Data entries:

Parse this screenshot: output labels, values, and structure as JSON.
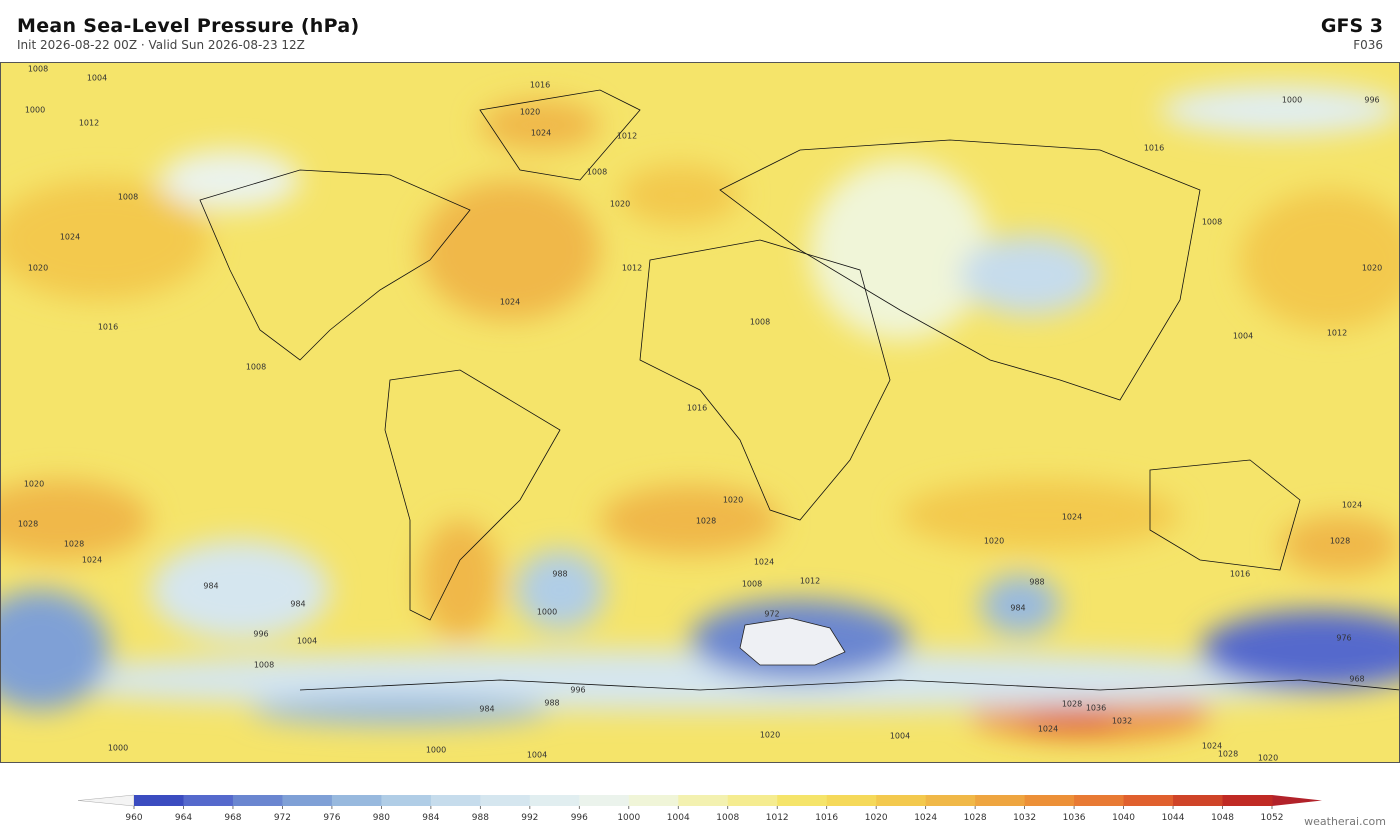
{
  "header": {
    "title": "Mean Sea-Level Pressure  (hPa)",
    "subtitle": "Init 2026-08-22 00Z  ·  Valid Sun 2026-08-23 12Z",
    "model": "GFS  3",
    "forecast_hour": "F036"
  },
  "credit": "weatherai.com",
  "contour_labels": [
    1008,
    1004,
    1000,
    1012,
    1008,
    1024,
    1020,
    1016,
    1008,
    1016,
    1020,
    1024,
    1012,
    1008,
    1020,
    1024,
    1012,
    1008,
    1016,
    1016,
    1000,
    996,
    1008,
    1020,
    1004,
    1012,
    1020,
    1028,
    1028,
    1024,
    1028,
    1020,
    1024,
    1012,
    1008,
    972,
    988,
    1000,
    984,
    984,
    996,
    1004,
    1008,
    1024,
    1020,
    1028,
    1016,
    976,
    968,
    1028,
    1032,
    1036,
    1024,
    1024,
    1004,
    1020,
    984,
    988,
    996,
    984,
    988,
    1004,
    1000,
    1000,
    1024,
    1028,
    1020
  ],
  "colorbar": {
    "ticks": [
      960,
      964,
      968,
      972,
      976,
      980,
      984,
      988,
      992,
      996,
      1000,
      1004,
      1008,
      1012,
      1016,
      1020,
      1024,
      1028,
      1032,
      1036,
      1040,
      1044,
      1048,
      1052
    ],
    "colors": [
      "#3b4cc0",
      "#5569cc",
      "#6a86d0",
      "#7fa0d6",
      "#98b9de",
      "#b0cde6",
      "#c6dcec",
      "#d5e6ef",
      "#e1eef0",
      "#ebf3ec",
      "#f0f5d8",
      "#f3f1b0",
      "#f5ec90",
      "#f5e46a",
      "#f5d95a",
      "#f3c94e",
      "#f0b848",
      "#eea540",
      "#ec9038",
      "#e87a34",
      "#e0602e",
      "#cf4428",
      "#c02a24"
    ],
    "under_color": "#f4f4f4",
    "over_color": "#b2222a"
  }
}
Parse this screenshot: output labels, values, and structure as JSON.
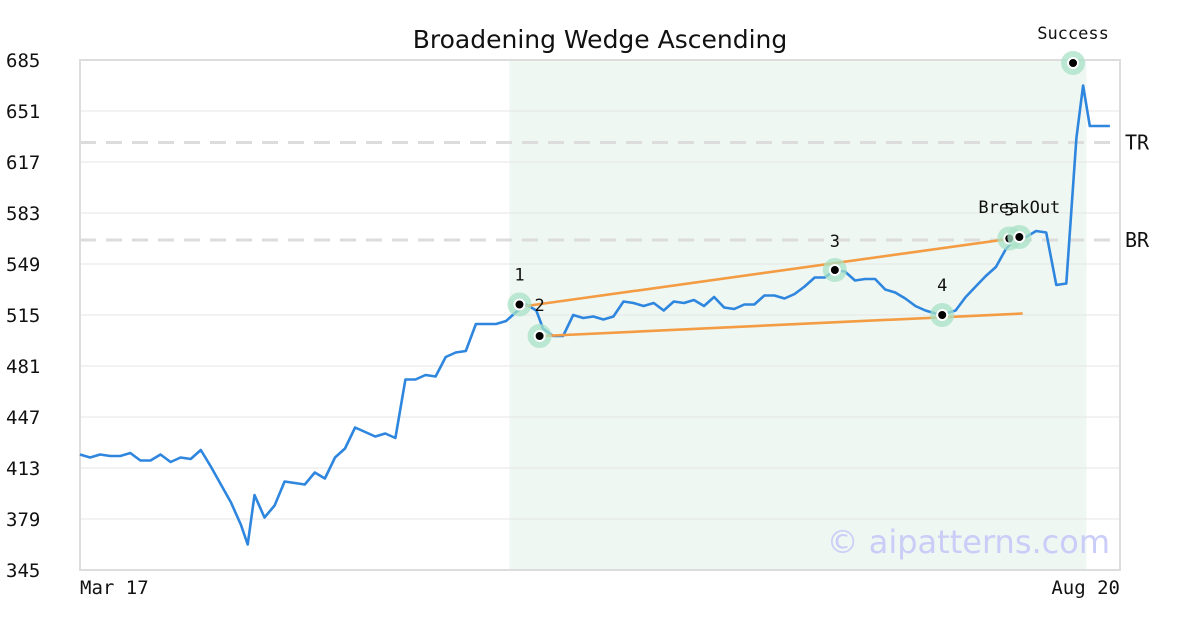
{
  "chart_data": {
    "type": "line",
    "title": "Broadening Wedge Ascending",
    "xlabel": "",
    "ylabel": "",
    "x_start_label": "Mar 17",
    "x_end_label": "Aug 20",
    "x_range": [
      0,
      155
    ],
    "ylim": [
      345,
      685
    ],
    "y_ticks": [
      345,
      379,
      413,
      447,
      481,
      515,
      549,
      583,
      617,
      651,
      685
    ],
    "grid": true,
    "pattern_window": [
      64,
      150
    ],
    "series": [
      {
        "color": "#2e86de",
        "points": [
          [
            0,
            422
          ],
          [
            1.5,
            420
          ],
          [
            3,
            422
          ],
          [
            4.5,
            421
          ],
          [
            6,
            421
          ],
          [
            7.5,
            423
          ],
          [
            9,
            418
          ],
          [
            10.5,
            418
          ],
          [
            12,
            422
          ],
          [
            13.5,
            417
          ],
          [
            15,
            420
          ],
          [
            16.5,
            419
          ],
          [
            18,
            425
          ],
          [
            19.5,
            414
          ],
          [
            21,
            402
          ],
          [
            22.5,
            390
          ],
          [
            24,
            375
          ],
          [
            25,
            362
          ],
          [
            26,
            395
          ],
          [
            27.5,
            380
          ],
          [
            29,
            388
          ],
          [
            30.5,
            404
          ],
          [
            32,
            403
          ],
          [
            33.5,
            402
          ],
          [
            35,
            410
          ],
          [
            36.5,
            406
          ],
          [
            38,
            420
          ],
          [
            39.5,
            426
          ],
          [
            41,
            440
          ],
          [
            42.5,
            437
          ],
          [
            44,
            434
          ],
          [
            45.5,
            436
          ],
          [
            47,
            433
          ],
          [
            48.5,
            472
          ],
          [
            50,
            472
          ],
          [
            51.5,
            475
          ],
          [
            53,
            474
          ],
          [
            54.5,
            487
          ],
          [
            56,
            490
          ],
          [
            57.5,
            491
          ],
          [
            59,
            509
          ],
          [
            60.5,
            509
          ],
          [
            62,
            509
          ],
          [
            63.5,
            511
          ],
          [
            65,
            517
          ],
          [
            66.5,
            522
          ],
          [
            68,
            518
          ],
          [
            69,
            506
          ],
          [
            70.5,
            501
          ],
          [
            72,
            501
          ],
          [
            73.5,
            515
          ],
          [
            75,
            513
          ],
          [
            76.5,
            514
          ],
          [
            78,
            512
          ],
          [
            79.5,
            514
          ],
          [
            81,
            524
          ],
          [
            82.5,
            523
          ],
          [
            84,
            521
          ],
          [
            85.5,
            523
          ],
          [
            87,
            518
          ],
          [
            88.5,
            524
          ],
          [
            90,
            523
          ],
          [
            91.5,
            525
          ],
          [
            93,
            521
          ],
          [
            94.5,
            527
          ],
          [
            96,
            520
          ],
          [
            97.5,
            519
          ],
          [
            99,
            522
          ],
          [
            100.5,
            522
          ],
          [
            102,
            528
          ],
          [
            103.5,
            528
          ],
          [
            105,
            526
          ],
          [
            106.5,
            529
          ],
          [
            108,
            534
          ],
          [
            109.5,
            540
          ],
          [
            111,
            540
          ],
          [
            112.5,
            545
          ],
          [
            114,
            544
          ],
          [
            115.5,
            538
          ],
          [
            117,
            539
          ],
          [
            118.5,
            539
          ],
          [
            120,
            532
          ],
          [
            121.5,
            530
          ],
          [
            123,
            526
          ],
          [
            124.5,
            521
          ],
          [
            126,
            518
          ],
          [
            127.5,
            516
          ],
          [
            129,
            516
          ],
          [
            130.5,
            518
          ],
          [
            132,
            527
          ],
          [
            133.5,
            534
          ],
          [
            135,
            541
          ],
          [
            136.5,
            547
          ],
          [
            138,
            559
          ],
          [
            139.5,
            566
          ],
          [
            141,
            567
          ],
          [
            142.5,
            571
          ],
          [
            144,
            570
          ],
          [
            145.5,
            535
          ],
          [
            147,
            536
          ],
          [
            148.5,
            633
          ],
          [
            149.5,
            668
          ],
          [
            150.5,
            641
          ],
          [
            152,
            641
          ],
          [
            153.5,
            641
          ]
        ]
      }
    ],
    "trendlines": [
      {
        "color": "#f39c44",
        "from": [
          66.5,
          521
        ],
        "to": [
          140.5,
          567
        ]
      },
      {
        "color": "#f39c44",
        "from": [
          69,
          501
        ],
        "to": [
          140.5,
          516
        ]
      }
    ],
    "levels": [
      {
        "label": "TR",
        "value": 630
      },
      {
        "label": "BR",
        "value": 565
      }
    ],
    "points": [
      {
        "label": "1",
        "x": 65.5,
        "y": 522
      },
      {
        "label": "2",
        "x": 68.5,
        "y": 501
      },
      {
        "label": "3",
        "x": 112.5,
        "y": 545
      },
      {
        "label": "4",
        "x": 128.5,
        "y": 515
      },
      {
        "label": "5",
        "x": 138.5,
        "y": 566
      },
      {
        "label": "BreakOut",
        "x": 140,
        "y": 567
      },
      {
        "label": "Success",
        "x": 148,
        "y": 683
      }
    ],
    "watermark": "© aipatterns.com"
  }
}
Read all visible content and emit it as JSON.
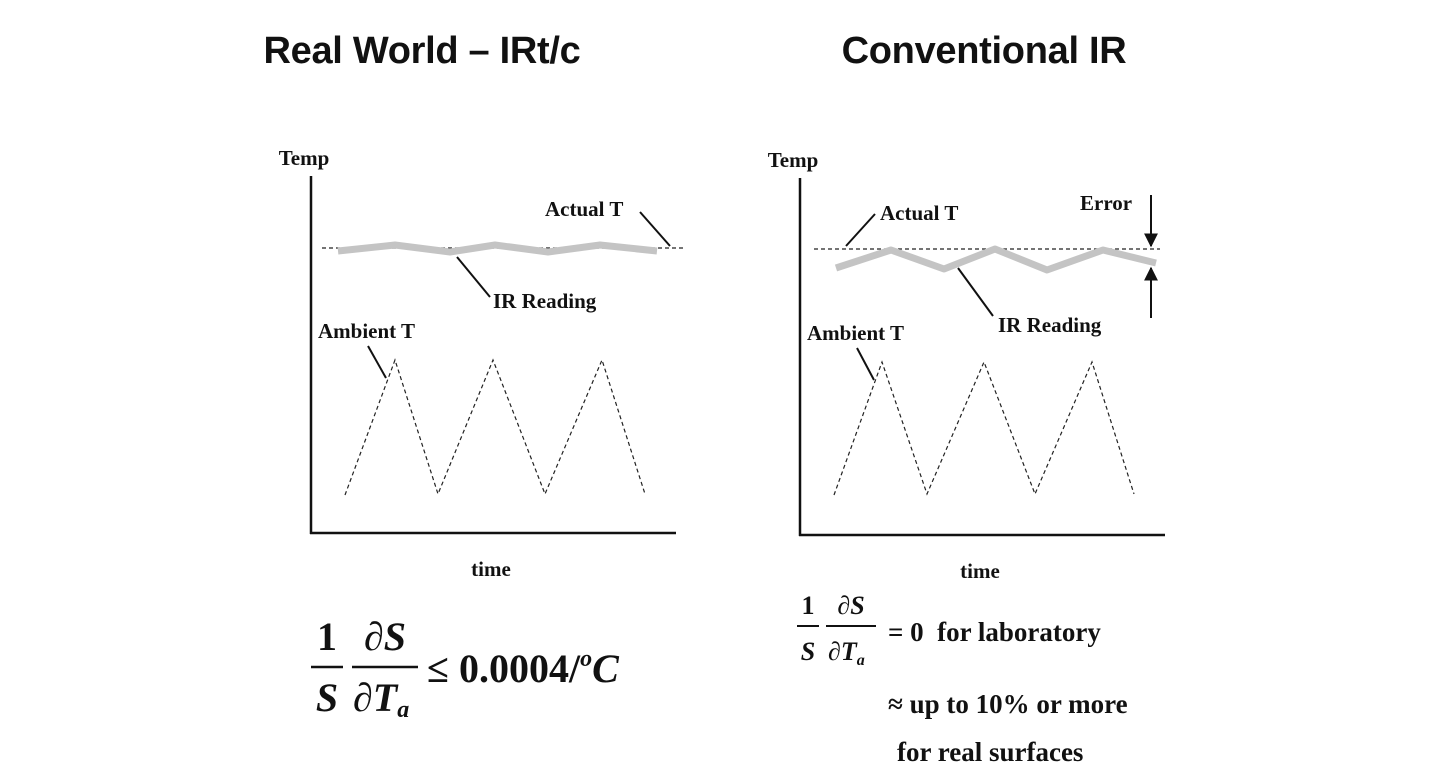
{
  "left_panel": {
    "title": "Real World – IRt/c",
    "y_axis_label": "Temp",
    "x_axis_label": "time",
    "actual_label": "Actual T",
    "ir_reading_label": "IR Reading",
    "ambient_label": "Ambient T",
    "formula": {
      "numerator_1": "1",
      "denominator_1": "S",
      "numerator_2": "∂S",
      "denominator_2": "∂T",
      "subscript": "a",
      "relation": "≤ 0.0004/",
      "superscript": "o",
      "unit": "C"
    }
  },
  "right_panel": {
    "title": "Conventional IR",
    "y_axis_label": "Temp",
    "x_axis_label": "time",
    "actual_label": "Actual T",
    "error_label": "Error",
    "ir_reading_label": "IR Reading",
    "ambient_label": "Ambient T",
    "formula": {
      "numerator_1": "1",
      "denominator_1": "S",
      "numerator_2": "∂S",
      "denominator_2": "∂T",
      "subscript": "a",
      "relation": "= 0  for laboratory"
    },
    "note_line_1": "≈ up to 10% or more",
    "note_line_2": "for real surfaces"
  },
  "colors": {
    "axis": "#111111",
    "ir_reading": "#c4c4c4",
    "dashed": "#222222"
  }
}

Written exercise:
Extract exactly the lines from the one containing "Read all visible content and emit it as JSON." through the last line of the records above, both included, and leave out the pictures.

Task solution:
Read all visible content and emit it as JSON.
{
  "left_panel": {
    "title": "Real World – IRt/c",
    "y_axis_label": "Temp",
    "x_axis_label": "time",
    "actual_label": "Actual T",
    "ir_reading_label": "IR Reading",
    "ambient_label": "Ambient T",
    "formula": {
      "numerator_1": "1",
      "denominator_1": "S",
      "numerator_2": "∂S",
      "denominator_2": "∂T",
      "subscript": "a",
      "relation": "≤ 0.0004/",
      "superscript": "o",
      "unit": "C"
    }
  },
  "right_panel": {
    "title": "Conventional IR",
    "y_axis_label": "Temp",
    "x_axis_label": "time",
    "actual_label": "Actual T",
    "error_label": "Error",
    "ir_reading_label": "IR Reading",
    "ambient_label": "Ambient T",
    "formula": {
      "numerator_1": "1",
      "denominator_1": "S",
      "numerator_2": "∂S",
      "denominator_2": "∂T",
      "subscript": "a",
      "relation": "= 0  for laboratory"
    },
    "note_line_1": "≈ up to 10% or more",
    "note_line_2": "for real surfaces"
  },
  "colors": {
    "axis": "#111111",
    "ir_reading": "#c4c4c4",
    "dashed": "#222222"
  }
}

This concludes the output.